:: Stored data entries ::
........

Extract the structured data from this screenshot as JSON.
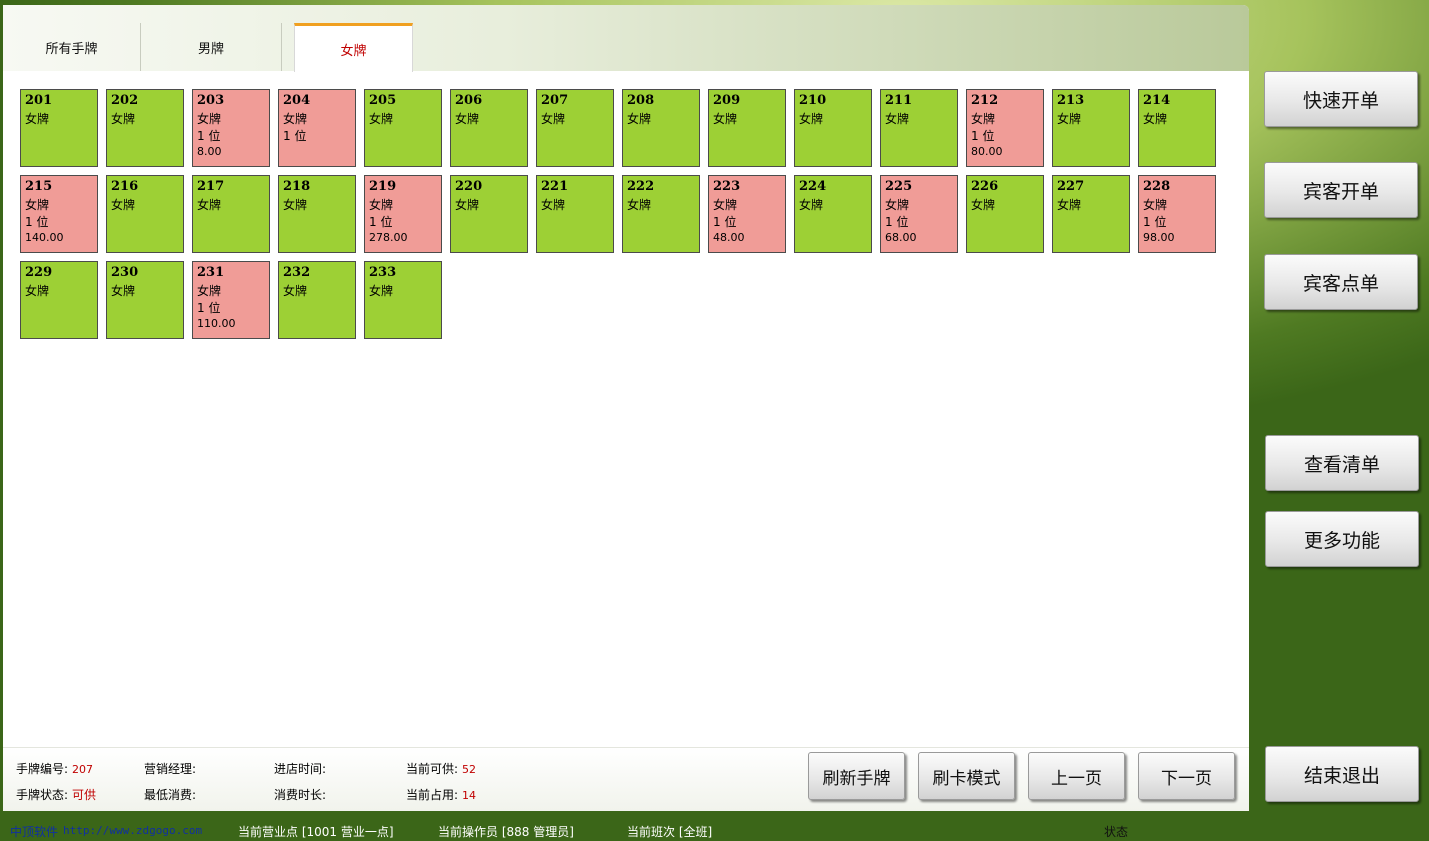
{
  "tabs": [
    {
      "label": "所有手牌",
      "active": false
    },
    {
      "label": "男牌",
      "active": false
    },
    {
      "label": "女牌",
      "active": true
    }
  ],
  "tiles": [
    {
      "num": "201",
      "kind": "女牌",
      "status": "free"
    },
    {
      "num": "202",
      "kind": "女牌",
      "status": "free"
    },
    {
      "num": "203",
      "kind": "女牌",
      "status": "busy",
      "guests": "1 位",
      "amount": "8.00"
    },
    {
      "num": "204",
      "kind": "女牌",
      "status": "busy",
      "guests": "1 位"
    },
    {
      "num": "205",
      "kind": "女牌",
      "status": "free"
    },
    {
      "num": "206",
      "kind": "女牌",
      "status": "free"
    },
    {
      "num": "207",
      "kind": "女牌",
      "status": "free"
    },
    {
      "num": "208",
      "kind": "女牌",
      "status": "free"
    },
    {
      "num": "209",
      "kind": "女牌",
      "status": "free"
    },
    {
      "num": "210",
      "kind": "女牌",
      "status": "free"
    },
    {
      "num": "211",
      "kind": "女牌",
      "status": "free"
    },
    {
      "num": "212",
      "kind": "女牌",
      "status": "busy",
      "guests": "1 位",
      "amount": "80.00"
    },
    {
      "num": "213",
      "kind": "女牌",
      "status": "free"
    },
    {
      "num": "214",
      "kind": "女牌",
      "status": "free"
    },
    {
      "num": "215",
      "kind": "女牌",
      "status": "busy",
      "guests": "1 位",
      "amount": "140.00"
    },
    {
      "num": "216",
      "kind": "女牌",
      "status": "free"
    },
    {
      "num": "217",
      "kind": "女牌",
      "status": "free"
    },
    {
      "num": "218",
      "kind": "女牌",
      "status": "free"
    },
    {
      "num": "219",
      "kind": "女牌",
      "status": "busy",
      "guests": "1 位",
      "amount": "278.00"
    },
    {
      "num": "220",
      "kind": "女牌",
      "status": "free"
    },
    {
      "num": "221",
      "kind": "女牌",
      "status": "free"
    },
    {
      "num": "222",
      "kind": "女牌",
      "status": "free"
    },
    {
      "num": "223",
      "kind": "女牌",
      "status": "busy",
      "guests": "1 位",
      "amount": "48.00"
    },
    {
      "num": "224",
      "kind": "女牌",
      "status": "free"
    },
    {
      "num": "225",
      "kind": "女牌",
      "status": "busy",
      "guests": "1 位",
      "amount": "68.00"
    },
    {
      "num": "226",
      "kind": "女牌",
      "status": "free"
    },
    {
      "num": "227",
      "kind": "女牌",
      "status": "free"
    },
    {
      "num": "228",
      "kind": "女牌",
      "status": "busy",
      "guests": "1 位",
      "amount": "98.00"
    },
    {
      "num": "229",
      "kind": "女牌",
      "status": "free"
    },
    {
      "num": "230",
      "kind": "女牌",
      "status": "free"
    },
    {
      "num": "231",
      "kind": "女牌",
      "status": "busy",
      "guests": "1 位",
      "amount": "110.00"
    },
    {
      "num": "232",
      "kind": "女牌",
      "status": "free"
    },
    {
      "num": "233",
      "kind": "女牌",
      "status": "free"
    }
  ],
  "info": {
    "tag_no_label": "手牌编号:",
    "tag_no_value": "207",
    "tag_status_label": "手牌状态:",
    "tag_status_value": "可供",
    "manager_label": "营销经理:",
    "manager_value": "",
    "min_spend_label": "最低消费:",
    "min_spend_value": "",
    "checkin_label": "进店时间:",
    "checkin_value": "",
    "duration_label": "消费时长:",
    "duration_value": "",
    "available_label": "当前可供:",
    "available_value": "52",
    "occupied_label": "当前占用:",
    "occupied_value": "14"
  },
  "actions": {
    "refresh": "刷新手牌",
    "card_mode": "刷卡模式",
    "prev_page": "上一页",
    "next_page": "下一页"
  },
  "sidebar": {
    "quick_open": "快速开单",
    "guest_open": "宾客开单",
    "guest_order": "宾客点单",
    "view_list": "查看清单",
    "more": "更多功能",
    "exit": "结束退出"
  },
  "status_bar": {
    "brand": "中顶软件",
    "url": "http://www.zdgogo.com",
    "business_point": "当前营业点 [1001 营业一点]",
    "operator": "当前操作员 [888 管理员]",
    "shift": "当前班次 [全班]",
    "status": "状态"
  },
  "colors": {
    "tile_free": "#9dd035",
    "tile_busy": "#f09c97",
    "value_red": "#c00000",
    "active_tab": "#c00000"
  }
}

........

:: Exercise objective ::
Reproduce the records, all of them, word for word; omit the pictures.

:: Solved problem ::
Extract the structured data from this screenshot as JSON.
{
  "tabs": [
    {
      "label": "所有手牌",
      "active": false
    },
    {
      "label": "男牌",
      "active": false
    },
    {
      "label": "女牌",
      "active": true
    }
  ],
  "tiles": [
    {
      "num": "201",
      "kind": "女牌",
      "status": "free"
    },
    {
      "num": "202",
      "kind": "女牌",
      "status": "free"
    },
    {
      "num": "203",
      "kind": "女牌",
      "status": "busy",
      "guests": "1 位",
      "amount": "8.00"
    },
    {
      "num": "204",
      "kind": "女牌",
      "status": "busy",
      "guests": "1 位"
    },
    {
      "num": "205",
      "kind": "女牌",
      "status": "free"
    },
    {
      "num": "206",
      "kind": "女牌",
      "status": "free"
    },
    {
      "num": "207",
      "kind": "女牌",
      "status": "free"
    },
    {
      "num": "208",
      "kind": "女牌",
      "status": "free"
    },
    {
      "num": "209",
      "kind": "女牌",
      "status": "free"
    },
    {
      "num": "210",
      "kind": "女牌",
      "status": "free"
    },
    {
      "num": "211",
      "kind": "女牌",
      "status": "free"
    },
    {
      "num": "212",
      "kind": "女牌",
      "status": "busy",
      "guests": "1 位",
      "amount": "80.00"
    },
    {
      "num": "213",
      "kind": "女牌",
      "status": "free"
    },
    {
      "num": "214",
      "kind": "女牌",
      "status": "free"
    },
    {
      "num": "215",
      "kind": "女牌",
      "status": "busy",
      "guests": "1 位",
      "amount": "140.00"
    },
    {
      "num": "216",
      "kind": "女牌",
      "status": "free"
    },
    {
      "num": "217",
      "kind": "女牌",
      "status": "free"
    },
    {
      "num": "218",
      "kind": "女牌",
      "status": "free"
    },
    {
      "num": "219",
      "kind": "女牌",
      "status": "busy",
      "guests": "1 位",
      "amount": "278.00"
    },
    {
      "num": "220",
      "kind": "女牌",
      "status": "free"
    },
    {
      "num": "221",
      "kind": "女牌",
      "status": "free"
    },
    {
      "num": "222",
      "kind": "女牌",
      "status": "free"
    },
    {
      "num": "223",
      "kind": "女牌",
      "status": "busy",
      "guests": "1 位",
      "amount": "48.00"
    },
    {
      "num": "224",
      "kind": "女牌",
      "status": "free"
    },
    {
      "num": "225",
      "kind": "女牌",
      "status": "busy",
      "guests": "1 位",
      "amount": "68.00"
    },
    {
      "num": "226",
      "kind": "女牌",
      "status": "free"
    },
    {
      "num": "227",
      "kind": "女牌",
      "status": "free"
    },
    {
      "num": "228",
      "kind": "女牌",
      "status": "busy",
      "guests": "1 位",
      "amount": "98.00"
    },
    {
      "num": "229",
      "kind": "女牌",
      "status": "free"
    },
    {
      "num": "230",
      "kind": "女牌",
      "status": "free"
    },
    {
      "num": "231",
      "kind": "女牌",
      "status": "busy",
      "guests": "1 位",
      "amount": "110.00"
    },
    {
      "num": "232",
      "kind": "女牌",
      "status": "free"
    },
    {
      "num": "233",
      "kind": "女牌",
      "status": "free"
    }
  ],
  "info": {
    "tag_no_label": "手牌编号:",
    "tag_no_value": "207",
    "tag_status_label": "手牌状态:",
    "tag_status_value": "可供",
    "manager_label": "营销经理:",
    "manager_value": "",
    "min_spend_label": "最低消费:",
    "min_spend_value": "",
    "checkin_label": "进店时间:",
    "checkin_value": "",
    "duration_label": "消费时长:",
    "duration_value": "",
    "available_label": "当前可供:",
    "available_value": "52",
    "occupied_label": "当前占用:",
    "occupied_value": "14"
  },
  "actions": {
    "refresh": "刷新手牌",
    "card_mode": "刷卡模式",
    "prev_page": "上一页",
    "next_page": "下一页"
  },
  "sidebar": {
    "quick_open": "快速开单",
    "guest_open": "宾客开单",
    "guest_order": "宾客点单",
    "view_list": "查看清单",
    "more": "更多功能",
    "exit": "结束退出"
  },
  "status_bar": {
    "brand": "中顶软件",
    "url": "http://www.zdgogo.com",
    "business_point": "当前营业点 [1001 营业一点]",
    "operator": "当前操作员 [888 管理员]",
    "shift": "当前班次 [全班]",
    "status": "状态"
  },
  "colors": {
    "tile_free": "#9dd035",
    "tile_busy": "#f09c97",
    "value_red": "#c00000",
    "active_tab": "#c00000"
  }
}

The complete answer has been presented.